What you should do
Write out every entry exactly as it stands.

Material provided
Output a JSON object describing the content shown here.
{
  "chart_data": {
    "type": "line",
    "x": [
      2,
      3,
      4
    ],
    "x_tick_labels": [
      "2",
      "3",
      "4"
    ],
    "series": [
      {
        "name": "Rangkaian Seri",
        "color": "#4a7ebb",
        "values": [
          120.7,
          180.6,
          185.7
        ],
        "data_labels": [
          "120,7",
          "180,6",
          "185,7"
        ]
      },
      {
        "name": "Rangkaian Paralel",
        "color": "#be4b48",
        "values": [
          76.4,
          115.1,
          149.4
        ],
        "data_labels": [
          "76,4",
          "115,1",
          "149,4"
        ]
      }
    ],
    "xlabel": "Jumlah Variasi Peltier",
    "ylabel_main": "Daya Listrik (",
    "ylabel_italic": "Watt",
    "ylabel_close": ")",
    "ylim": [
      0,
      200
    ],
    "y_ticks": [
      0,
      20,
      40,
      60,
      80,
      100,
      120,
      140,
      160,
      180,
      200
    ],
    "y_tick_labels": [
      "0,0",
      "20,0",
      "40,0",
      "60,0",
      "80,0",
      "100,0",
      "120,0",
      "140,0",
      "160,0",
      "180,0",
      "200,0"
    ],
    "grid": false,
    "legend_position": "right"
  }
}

The solution
Output a JSON object describing the content shown here.
{
  "chart_data": {
    "type": "line",
    "x": [
      2,
      3,
      4
    ],
    "x_tick_labels": [
      "2",
      "3",
      "4"
    ],
    "series": [
      {
        "name": "Rangkaian Seri",
        "color": "#4a7ebb",
        "values": [
          120.7,
          180.6,
          185.7
        ],
        "data_labels": [
          "120,7",
          "180,6",
          "185,7"
        ]
      },
      {
        "name": "Rangkaian Paralel",
        "color": "#be4b48",
        "values": [
          76.4,
          115.1,
          149.4
        ],
        "data_labels": [
          "76,4",
          "115,1",
          "149,4"
        ]
      }
    ],
    "xlabel": "Jumlah Variasi Peltier",
    "ylabel_main": "Daya Listrik (",
    "ylabel_italic": "Watt",
    "ylabel_close": ")",
    "ylim": [
      0,
      200
    ],
    "y_ticks": [
      0,
      20,
      40,
      60,
      80,
      100,
      120,
      140,
      160,
      180,
      200
    ],
    "y_tick_labels": [
      "0,0",
      "20,0",
      "40,0",
      "60,0",
      "80,0",
      "100,0",
      "120,0",
      "140,0",
      "160,0",
      "180,0",
      "200,0"
    ],
    "grid": false,
    "legend_position": "right"
  }
}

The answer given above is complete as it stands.